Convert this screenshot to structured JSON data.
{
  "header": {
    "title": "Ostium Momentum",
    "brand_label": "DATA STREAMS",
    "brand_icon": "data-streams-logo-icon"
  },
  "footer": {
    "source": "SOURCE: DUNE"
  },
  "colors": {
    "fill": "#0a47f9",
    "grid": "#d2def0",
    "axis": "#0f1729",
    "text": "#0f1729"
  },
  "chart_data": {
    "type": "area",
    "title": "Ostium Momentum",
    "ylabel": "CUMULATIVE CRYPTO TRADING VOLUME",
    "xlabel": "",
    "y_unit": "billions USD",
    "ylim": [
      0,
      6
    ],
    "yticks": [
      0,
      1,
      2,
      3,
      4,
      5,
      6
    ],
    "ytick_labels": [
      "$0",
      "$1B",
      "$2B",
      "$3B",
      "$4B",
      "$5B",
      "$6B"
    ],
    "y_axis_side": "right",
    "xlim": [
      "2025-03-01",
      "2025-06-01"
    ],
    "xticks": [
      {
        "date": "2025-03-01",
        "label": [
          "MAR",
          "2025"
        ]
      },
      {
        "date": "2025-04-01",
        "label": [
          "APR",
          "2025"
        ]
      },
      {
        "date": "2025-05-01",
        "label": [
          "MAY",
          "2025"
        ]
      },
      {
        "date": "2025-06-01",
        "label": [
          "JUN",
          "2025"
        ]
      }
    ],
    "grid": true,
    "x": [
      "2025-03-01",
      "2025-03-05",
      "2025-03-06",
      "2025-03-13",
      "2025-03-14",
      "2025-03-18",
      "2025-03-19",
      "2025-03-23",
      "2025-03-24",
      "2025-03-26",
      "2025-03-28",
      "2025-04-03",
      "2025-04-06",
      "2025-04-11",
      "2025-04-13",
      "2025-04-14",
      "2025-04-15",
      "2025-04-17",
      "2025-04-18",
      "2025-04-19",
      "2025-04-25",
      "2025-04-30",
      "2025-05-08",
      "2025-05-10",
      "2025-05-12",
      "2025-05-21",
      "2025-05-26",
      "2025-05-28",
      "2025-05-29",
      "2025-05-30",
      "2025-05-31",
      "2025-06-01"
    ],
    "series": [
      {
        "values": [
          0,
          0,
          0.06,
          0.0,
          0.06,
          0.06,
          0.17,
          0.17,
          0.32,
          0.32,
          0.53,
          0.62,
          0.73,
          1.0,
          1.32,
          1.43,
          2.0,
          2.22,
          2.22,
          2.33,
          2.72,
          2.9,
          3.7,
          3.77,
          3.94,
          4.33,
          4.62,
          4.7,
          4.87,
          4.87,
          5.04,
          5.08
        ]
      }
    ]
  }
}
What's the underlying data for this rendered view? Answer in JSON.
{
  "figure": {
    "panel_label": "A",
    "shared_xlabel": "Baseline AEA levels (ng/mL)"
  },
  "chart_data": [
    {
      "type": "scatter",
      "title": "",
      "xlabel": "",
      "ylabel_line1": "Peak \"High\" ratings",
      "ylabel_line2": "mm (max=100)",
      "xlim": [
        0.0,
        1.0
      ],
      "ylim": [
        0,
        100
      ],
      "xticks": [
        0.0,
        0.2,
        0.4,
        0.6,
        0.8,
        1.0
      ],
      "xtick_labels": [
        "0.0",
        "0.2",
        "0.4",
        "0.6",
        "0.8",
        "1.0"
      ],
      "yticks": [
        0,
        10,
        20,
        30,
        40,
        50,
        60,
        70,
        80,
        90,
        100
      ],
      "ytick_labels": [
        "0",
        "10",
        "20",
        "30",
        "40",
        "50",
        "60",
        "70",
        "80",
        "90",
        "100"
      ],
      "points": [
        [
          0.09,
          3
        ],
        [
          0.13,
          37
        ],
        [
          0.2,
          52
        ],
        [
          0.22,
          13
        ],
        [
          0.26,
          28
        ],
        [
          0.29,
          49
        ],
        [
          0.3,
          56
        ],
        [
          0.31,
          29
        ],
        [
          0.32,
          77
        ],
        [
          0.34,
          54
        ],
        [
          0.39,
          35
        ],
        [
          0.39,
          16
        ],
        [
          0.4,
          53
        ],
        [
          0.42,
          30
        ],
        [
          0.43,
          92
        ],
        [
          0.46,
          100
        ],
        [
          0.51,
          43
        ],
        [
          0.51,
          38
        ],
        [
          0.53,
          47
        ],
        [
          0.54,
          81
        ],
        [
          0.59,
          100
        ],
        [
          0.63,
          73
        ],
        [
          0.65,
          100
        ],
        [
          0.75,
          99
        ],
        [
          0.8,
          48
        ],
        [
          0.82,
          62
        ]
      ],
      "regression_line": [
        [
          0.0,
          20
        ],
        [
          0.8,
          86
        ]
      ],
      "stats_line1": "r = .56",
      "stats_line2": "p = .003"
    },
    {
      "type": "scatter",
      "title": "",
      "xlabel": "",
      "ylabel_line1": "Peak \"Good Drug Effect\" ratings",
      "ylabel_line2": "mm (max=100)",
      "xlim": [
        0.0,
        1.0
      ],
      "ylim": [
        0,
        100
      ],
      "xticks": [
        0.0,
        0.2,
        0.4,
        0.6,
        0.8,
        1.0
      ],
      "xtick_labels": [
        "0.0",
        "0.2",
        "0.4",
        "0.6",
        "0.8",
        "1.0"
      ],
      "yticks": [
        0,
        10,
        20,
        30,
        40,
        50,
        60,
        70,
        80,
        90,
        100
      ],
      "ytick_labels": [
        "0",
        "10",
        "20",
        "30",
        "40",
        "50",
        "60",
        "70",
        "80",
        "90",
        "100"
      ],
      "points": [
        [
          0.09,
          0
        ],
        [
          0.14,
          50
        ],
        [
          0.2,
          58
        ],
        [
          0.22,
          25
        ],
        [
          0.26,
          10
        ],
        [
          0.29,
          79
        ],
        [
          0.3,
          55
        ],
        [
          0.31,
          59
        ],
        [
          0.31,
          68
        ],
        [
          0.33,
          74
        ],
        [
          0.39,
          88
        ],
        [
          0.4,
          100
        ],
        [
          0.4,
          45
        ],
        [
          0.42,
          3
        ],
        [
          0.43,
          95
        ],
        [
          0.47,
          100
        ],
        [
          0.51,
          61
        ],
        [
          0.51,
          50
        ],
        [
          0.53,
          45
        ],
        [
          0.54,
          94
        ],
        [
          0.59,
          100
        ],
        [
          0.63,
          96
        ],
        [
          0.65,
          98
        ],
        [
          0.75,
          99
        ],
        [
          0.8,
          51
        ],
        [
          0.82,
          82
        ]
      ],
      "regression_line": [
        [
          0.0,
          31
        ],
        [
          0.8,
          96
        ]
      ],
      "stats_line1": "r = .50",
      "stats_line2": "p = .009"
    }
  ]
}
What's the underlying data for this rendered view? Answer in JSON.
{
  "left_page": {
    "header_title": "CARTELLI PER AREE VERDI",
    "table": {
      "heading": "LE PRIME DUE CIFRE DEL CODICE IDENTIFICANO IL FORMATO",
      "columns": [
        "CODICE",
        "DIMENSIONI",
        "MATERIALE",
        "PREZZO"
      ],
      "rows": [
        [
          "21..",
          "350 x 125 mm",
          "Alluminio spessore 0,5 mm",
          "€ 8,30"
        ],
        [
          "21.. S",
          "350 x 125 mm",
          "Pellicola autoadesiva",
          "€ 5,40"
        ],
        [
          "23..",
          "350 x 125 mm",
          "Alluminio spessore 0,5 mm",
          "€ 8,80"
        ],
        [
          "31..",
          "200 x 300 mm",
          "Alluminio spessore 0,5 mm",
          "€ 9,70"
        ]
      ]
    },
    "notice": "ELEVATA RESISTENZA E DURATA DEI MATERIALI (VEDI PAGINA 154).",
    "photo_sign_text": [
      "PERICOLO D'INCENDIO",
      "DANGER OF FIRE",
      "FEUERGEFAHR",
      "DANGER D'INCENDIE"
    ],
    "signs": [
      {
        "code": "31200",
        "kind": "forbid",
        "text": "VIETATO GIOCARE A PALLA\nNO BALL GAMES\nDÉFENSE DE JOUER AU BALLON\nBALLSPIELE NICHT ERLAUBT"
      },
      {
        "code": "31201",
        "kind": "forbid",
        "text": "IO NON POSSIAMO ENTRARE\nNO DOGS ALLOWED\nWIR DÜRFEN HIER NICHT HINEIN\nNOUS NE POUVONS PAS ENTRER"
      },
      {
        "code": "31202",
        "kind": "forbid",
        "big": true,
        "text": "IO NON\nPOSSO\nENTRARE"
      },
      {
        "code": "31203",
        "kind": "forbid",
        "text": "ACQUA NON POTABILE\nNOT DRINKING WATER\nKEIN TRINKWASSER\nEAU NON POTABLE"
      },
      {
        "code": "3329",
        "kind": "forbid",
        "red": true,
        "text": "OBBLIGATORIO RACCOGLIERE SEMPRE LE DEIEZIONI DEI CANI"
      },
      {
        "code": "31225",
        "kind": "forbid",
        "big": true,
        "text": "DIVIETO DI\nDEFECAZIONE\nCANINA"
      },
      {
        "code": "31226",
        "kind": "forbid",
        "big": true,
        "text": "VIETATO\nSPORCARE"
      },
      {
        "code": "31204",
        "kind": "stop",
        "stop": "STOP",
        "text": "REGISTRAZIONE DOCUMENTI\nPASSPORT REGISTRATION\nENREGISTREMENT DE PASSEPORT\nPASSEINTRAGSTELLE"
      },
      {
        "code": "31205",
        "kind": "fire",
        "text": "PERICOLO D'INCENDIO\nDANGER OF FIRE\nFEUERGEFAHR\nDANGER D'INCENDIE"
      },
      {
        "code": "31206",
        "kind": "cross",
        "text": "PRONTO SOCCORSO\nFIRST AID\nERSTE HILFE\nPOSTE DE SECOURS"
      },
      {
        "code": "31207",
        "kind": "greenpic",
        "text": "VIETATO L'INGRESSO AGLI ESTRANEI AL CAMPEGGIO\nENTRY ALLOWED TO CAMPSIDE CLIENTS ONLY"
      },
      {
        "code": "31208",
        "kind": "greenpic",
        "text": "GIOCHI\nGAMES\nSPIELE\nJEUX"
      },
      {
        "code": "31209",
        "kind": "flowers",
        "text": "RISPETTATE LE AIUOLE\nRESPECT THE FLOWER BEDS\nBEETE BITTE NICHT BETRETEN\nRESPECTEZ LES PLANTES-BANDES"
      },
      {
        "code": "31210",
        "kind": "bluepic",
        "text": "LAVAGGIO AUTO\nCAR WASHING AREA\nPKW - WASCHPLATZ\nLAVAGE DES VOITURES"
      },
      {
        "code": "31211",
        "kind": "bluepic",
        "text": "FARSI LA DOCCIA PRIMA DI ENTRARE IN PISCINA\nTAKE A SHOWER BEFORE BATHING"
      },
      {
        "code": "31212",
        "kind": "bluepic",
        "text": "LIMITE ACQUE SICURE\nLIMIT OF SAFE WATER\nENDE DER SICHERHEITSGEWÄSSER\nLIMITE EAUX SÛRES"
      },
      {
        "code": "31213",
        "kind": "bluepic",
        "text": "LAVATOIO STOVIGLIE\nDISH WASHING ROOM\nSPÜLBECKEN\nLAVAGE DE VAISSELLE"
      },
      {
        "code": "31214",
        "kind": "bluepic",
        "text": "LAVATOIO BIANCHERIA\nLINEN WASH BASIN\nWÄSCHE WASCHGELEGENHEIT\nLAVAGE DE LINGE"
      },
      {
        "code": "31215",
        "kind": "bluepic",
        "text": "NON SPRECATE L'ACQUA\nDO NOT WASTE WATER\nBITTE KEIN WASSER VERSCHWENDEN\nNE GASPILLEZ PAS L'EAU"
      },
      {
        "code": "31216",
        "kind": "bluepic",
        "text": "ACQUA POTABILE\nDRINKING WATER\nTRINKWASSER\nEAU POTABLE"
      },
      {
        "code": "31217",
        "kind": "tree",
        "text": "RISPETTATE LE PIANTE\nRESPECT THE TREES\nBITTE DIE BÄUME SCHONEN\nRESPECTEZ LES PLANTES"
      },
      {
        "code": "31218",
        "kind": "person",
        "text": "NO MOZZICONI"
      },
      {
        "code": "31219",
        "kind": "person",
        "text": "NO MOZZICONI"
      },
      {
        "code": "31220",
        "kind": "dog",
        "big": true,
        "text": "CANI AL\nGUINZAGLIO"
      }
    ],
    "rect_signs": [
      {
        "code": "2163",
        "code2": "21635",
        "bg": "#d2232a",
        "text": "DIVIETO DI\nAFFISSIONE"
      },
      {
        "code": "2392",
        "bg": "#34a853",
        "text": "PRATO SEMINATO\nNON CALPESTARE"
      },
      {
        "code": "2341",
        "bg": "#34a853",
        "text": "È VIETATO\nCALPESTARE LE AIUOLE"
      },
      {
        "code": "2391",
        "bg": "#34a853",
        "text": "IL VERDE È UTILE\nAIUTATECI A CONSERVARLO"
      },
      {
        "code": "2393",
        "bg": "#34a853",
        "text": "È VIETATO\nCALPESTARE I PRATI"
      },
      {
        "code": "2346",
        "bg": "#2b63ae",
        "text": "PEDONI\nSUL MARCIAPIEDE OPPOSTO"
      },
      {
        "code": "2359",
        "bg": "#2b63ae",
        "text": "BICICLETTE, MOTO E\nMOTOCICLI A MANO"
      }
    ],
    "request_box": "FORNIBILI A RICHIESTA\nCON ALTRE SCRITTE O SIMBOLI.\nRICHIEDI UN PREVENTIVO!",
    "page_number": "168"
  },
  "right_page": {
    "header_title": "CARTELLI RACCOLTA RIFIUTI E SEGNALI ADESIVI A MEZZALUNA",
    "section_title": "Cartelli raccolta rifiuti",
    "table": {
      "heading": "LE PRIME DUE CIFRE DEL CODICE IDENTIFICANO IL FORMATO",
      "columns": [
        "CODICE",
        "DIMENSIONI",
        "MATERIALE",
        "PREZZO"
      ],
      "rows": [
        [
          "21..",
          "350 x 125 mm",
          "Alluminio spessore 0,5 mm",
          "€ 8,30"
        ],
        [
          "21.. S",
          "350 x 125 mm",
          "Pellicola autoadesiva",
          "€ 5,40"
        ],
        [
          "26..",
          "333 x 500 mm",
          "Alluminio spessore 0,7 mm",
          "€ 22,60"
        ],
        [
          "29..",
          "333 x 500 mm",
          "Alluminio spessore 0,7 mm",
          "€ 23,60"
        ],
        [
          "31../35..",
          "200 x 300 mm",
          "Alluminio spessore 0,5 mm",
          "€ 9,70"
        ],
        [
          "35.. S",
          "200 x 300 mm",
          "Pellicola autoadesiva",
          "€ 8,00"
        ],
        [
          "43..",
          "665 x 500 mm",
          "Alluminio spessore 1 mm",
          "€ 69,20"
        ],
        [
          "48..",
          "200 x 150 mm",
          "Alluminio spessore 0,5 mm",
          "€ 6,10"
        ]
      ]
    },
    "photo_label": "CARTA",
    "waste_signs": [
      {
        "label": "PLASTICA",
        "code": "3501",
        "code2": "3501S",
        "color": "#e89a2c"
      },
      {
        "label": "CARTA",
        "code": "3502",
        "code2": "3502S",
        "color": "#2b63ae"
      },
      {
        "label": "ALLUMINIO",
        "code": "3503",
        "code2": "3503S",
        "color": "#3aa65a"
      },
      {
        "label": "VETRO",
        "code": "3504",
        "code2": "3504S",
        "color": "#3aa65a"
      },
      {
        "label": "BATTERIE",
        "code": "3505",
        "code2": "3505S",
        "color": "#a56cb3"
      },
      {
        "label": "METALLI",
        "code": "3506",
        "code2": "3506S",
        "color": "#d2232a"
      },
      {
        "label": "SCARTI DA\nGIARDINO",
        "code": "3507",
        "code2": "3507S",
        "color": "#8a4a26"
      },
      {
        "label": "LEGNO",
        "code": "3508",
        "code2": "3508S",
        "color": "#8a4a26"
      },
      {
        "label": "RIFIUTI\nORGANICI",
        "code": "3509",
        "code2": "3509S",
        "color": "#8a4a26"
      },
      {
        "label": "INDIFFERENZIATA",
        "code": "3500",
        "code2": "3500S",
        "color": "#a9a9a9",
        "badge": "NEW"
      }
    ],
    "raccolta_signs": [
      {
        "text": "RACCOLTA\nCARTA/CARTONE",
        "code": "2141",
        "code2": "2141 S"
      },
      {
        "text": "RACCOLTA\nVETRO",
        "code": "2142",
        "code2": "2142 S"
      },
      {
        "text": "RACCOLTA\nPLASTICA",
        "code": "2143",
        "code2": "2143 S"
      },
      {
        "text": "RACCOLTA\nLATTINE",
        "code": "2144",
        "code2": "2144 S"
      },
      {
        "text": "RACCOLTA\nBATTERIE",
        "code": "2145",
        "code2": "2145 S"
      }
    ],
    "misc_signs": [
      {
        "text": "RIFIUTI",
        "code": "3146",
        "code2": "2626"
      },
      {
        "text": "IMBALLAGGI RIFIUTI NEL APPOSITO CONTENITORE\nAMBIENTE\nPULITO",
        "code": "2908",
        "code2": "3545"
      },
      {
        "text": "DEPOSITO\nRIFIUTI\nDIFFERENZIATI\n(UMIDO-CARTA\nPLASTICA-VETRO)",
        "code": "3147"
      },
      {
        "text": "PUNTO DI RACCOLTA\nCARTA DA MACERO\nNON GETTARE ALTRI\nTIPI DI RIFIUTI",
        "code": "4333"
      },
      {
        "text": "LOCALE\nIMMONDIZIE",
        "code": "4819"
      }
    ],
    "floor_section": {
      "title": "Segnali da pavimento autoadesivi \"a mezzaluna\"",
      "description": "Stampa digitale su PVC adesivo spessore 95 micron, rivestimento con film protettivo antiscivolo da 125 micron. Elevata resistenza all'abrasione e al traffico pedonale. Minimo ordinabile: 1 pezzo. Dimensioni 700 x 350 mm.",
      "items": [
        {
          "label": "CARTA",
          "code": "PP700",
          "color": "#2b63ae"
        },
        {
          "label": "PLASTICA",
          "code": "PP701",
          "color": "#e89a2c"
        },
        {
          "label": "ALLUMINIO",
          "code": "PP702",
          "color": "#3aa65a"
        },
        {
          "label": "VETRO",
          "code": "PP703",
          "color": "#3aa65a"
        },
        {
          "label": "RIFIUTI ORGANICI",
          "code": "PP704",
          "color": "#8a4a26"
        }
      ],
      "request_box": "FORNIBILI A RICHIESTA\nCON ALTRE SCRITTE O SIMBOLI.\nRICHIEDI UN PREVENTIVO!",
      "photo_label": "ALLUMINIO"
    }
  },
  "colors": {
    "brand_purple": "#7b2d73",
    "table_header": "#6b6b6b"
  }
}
* * *
• **The task**
Pick out the lines that have the word "INCENDIO". Copy them all.

• **Written response**
      "PERICOLO D'INCENDIO",
        "text": "PERICOLO D'INCENDIO\nDANGER OF FIRE\nFEUERGEFAHR\nDANGER D'INCENDIE"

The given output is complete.